─── THE RECORDS ───

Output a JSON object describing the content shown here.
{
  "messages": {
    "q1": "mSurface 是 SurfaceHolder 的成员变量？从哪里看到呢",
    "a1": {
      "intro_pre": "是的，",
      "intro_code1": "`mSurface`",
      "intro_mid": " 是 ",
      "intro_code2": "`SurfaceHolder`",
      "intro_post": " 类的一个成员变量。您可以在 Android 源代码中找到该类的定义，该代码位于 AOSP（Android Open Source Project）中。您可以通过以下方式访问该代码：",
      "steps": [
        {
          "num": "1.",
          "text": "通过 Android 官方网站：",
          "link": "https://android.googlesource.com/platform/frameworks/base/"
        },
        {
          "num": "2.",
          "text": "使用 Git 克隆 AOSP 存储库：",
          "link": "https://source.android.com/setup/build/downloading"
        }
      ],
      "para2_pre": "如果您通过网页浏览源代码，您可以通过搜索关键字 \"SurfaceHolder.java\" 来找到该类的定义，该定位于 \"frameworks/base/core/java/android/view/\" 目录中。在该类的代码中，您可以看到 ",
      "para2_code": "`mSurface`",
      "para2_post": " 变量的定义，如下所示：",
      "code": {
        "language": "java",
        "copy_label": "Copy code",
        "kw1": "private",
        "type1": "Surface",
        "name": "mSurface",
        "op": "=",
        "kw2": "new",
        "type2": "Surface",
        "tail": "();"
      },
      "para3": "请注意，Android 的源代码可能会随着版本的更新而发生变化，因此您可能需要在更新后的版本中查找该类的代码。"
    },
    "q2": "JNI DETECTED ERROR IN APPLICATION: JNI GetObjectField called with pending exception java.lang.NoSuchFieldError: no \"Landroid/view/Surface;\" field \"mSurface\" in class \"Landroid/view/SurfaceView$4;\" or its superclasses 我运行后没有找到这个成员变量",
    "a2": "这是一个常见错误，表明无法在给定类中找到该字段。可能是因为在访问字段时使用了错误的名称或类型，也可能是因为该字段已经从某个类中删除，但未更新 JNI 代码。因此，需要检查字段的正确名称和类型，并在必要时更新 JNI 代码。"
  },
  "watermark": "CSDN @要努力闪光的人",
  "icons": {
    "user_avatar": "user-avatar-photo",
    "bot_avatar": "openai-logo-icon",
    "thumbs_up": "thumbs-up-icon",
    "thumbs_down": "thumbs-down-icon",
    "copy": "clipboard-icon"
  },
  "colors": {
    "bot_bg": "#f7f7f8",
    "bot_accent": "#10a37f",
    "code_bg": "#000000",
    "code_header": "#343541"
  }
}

───

GIVEN EXERCISE => What is the number of lines in the records above that include the word "frameworks"? Reply with that number and nothing more.

EXERCISE ANSWER => 2